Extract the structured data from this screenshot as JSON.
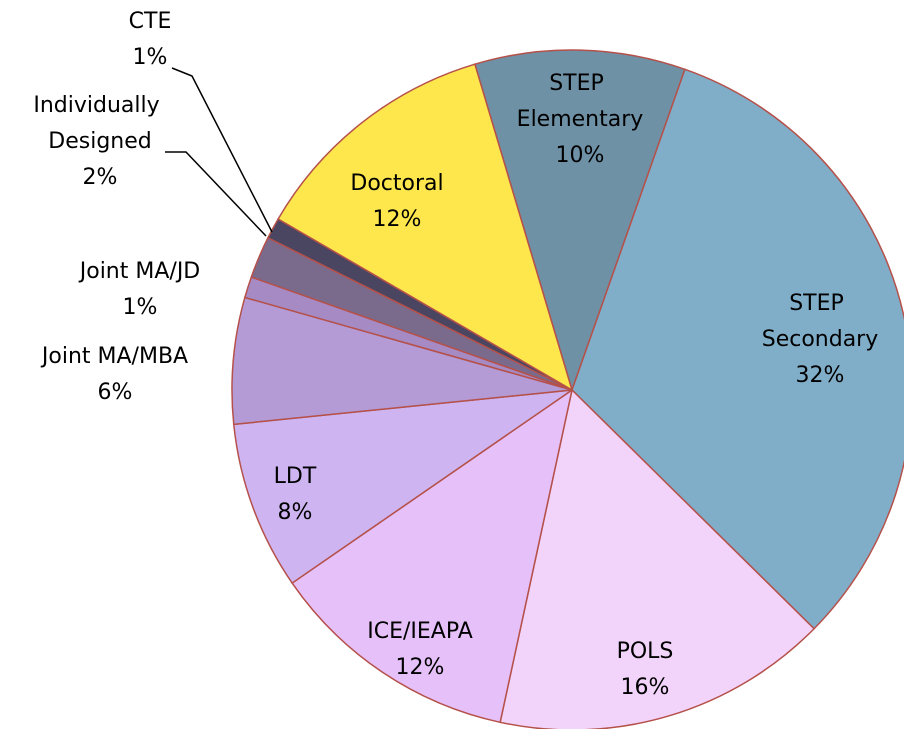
{
  "chart_data": {
    "type": "pie",
    "categories": [
      "STEP Elementary",
      "STEP Secondary",
      "POLS",
      "ICE/IEAPA",
      "LDT",
      "Joint MA/MBA",
      "Joint MA/JD",
      "Individually Designed",
      "CTE",
      "Doctoral"
    ],
    "values": [
      10,
      32,
      16,
      12,
      8,
      6,
      1,
      2,
      1,
      12
    ],
    "value_labels": [
      "10%",
      "32%",
      "16%",
      "12%",
      "8%",
      "6%",
      "1%",
      "2%",
      "1%",
      "12%"
    ],
    "colors": [
      "#6e91a6",
      "#80aec9",
      "#f2d4fb",
      "#e6c1f9",
      "#ceb5f1",
      "#b49bd5",
      "#a68ac3",
      "#7a6b8c",
      "#4a4560",
      "#fde74d"
    ]
  }
}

> [REQUIREMENT]
Without including any pictures, output all the entries above exactly.

> [RESULT]
Extract the structured data from this screenshot as JSON.
{
  "chart_data": {
    "type": "pie",
    "categories": [
      "STEP Elementary",
      "STEP Secondary",
      "POLS",
      "ICE/IEAPA",
      "LDT",
      "Joint MA/MBA",
      "Joint MA/JD",
      "Individually Designed",
      "CTE",
      "Doctoral"
    ],
    "values": [
      10,
      32,
      16,
      12,
      8,
      6,
      1,
      2,
      1,
      12
    ],
    "value_labels": [
      "10%",
      "32%",
      "16%",
      "12%",
      "8%",
      "6%",
      "1%",
      "2%",
      "1%",
      "12%"
    ],
    "colors": [
      "#6e91a6",
      "#80aec9",
      "#f2d4fb",
      "#e6c1f9",
      "#ceb5f1",
      "#b49bd5",
      "#a68ac3",
      "#7a6b8c",
      "#4a4560",
      "#fde74d"
    ]
  }
}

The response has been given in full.